----- Supplied material

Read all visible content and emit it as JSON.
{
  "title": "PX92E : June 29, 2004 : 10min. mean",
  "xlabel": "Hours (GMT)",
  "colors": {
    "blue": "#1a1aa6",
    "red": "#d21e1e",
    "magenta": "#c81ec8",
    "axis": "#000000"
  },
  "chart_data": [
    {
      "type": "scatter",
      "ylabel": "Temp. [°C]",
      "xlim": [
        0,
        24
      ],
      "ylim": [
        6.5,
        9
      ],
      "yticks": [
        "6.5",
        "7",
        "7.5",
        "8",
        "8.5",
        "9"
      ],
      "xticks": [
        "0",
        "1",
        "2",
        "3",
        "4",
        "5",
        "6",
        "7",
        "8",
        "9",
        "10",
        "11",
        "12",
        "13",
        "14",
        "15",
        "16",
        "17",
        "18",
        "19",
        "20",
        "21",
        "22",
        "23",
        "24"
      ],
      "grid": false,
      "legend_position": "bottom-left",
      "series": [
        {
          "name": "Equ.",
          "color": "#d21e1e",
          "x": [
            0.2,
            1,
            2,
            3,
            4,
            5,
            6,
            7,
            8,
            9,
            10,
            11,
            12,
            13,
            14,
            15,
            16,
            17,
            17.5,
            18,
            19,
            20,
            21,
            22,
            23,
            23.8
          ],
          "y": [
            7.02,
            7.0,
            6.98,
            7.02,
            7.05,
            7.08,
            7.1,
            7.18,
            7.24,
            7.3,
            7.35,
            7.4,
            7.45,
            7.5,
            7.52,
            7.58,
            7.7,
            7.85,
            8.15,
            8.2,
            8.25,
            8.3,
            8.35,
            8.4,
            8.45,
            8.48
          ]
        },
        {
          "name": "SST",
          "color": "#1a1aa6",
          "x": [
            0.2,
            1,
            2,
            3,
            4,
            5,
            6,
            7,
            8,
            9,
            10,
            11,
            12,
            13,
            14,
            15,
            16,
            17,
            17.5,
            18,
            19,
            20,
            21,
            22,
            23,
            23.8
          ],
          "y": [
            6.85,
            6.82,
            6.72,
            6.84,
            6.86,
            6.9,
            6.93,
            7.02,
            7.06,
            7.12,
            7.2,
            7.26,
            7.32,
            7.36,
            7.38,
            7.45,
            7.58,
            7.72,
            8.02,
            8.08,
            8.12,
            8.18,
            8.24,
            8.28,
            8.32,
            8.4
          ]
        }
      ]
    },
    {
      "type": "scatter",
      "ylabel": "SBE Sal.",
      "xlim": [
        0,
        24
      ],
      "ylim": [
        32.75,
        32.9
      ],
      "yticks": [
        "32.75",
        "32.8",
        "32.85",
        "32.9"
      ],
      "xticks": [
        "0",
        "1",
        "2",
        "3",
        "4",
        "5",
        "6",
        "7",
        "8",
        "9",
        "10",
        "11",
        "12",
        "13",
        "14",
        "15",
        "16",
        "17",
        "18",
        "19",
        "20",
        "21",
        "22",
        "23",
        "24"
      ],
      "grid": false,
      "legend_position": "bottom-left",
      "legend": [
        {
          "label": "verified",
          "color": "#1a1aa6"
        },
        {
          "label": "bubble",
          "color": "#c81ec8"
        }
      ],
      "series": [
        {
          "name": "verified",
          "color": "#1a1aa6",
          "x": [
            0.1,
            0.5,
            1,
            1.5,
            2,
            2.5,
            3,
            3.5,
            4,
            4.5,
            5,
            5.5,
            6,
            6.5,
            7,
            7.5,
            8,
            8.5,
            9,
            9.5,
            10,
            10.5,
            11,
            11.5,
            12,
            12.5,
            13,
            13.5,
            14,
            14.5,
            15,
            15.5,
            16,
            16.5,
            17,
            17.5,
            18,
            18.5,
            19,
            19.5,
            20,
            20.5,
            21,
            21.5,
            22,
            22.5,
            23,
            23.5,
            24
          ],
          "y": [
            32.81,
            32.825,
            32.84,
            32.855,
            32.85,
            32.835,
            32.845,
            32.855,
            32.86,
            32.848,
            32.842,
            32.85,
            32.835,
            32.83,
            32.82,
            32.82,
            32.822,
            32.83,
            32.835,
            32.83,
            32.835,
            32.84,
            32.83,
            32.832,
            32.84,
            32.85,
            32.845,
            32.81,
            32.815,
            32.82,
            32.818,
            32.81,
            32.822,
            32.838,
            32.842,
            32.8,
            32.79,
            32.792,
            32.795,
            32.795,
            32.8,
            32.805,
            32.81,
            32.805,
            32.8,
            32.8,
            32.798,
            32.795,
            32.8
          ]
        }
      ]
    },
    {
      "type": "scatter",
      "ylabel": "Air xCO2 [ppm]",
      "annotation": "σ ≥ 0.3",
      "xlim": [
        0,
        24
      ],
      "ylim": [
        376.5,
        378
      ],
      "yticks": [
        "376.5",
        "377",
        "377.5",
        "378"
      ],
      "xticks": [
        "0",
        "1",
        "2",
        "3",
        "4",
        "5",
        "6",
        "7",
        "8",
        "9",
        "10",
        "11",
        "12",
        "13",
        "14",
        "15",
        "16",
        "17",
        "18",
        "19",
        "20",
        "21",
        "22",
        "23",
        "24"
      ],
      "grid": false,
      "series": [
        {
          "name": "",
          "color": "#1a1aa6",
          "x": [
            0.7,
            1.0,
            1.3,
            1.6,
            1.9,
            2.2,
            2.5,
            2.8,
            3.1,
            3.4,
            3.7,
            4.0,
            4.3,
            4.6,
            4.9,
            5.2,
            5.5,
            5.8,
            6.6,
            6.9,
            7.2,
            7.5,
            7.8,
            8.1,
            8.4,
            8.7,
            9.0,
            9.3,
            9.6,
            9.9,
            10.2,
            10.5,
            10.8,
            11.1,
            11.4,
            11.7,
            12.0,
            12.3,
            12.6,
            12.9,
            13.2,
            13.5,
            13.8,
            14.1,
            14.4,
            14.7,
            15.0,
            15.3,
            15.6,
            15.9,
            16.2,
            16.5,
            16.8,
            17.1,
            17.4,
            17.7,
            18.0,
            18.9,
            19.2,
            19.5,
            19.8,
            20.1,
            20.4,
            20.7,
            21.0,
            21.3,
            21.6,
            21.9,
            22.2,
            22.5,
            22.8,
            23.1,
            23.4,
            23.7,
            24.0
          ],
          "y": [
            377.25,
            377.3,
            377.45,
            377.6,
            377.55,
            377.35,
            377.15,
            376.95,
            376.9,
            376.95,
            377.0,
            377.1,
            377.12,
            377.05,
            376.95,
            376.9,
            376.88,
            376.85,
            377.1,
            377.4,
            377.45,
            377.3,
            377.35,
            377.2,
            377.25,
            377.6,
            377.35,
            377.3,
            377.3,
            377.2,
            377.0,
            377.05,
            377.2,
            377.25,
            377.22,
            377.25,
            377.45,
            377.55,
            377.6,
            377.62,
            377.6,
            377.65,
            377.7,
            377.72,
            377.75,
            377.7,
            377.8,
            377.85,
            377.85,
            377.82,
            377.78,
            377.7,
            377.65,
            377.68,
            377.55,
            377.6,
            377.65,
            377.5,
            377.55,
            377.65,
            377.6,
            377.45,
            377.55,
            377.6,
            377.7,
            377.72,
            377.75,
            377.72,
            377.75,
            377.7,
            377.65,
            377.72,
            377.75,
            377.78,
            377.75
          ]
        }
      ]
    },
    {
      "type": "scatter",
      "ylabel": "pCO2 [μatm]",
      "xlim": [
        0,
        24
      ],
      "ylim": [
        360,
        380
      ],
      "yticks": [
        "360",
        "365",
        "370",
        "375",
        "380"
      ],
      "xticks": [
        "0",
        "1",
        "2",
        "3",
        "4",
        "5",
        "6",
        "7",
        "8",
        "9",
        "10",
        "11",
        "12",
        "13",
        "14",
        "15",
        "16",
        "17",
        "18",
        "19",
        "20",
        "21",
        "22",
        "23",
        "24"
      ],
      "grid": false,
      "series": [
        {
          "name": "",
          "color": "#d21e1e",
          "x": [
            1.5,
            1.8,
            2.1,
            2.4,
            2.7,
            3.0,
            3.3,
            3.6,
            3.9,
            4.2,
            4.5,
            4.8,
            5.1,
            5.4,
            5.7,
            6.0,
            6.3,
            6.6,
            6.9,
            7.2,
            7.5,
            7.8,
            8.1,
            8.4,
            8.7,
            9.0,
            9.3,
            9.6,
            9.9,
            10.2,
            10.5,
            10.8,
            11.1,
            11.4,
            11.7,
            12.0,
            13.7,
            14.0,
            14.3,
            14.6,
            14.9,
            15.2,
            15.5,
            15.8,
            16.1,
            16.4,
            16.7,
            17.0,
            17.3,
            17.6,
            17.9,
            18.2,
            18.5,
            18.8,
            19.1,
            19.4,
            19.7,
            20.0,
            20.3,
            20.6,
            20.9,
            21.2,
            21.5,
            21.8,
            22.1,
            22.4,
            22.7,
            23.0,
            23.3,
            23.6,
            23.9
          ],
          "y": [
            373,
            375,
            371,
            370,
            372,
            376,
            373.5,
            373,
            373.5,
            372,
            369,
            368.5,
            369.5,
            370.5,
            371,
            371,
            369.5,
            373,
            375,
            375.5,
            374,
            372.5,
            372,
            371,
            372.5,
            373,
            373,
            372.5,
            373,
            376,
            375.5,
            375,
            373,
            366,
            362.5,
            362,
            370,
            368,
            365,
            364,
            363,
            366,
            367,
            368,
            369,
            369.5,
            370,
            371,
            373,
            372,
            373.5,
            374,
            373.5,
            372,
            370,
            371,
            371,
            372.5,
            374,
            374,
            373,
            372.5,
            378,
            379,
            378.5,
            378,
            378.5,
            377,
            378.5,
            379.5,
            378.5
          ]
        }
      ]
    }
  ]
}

----------

__Exercise aim__: Report how many lines of the records above contain the word "ylabel", and give only that number.

__Answer to this task__: 4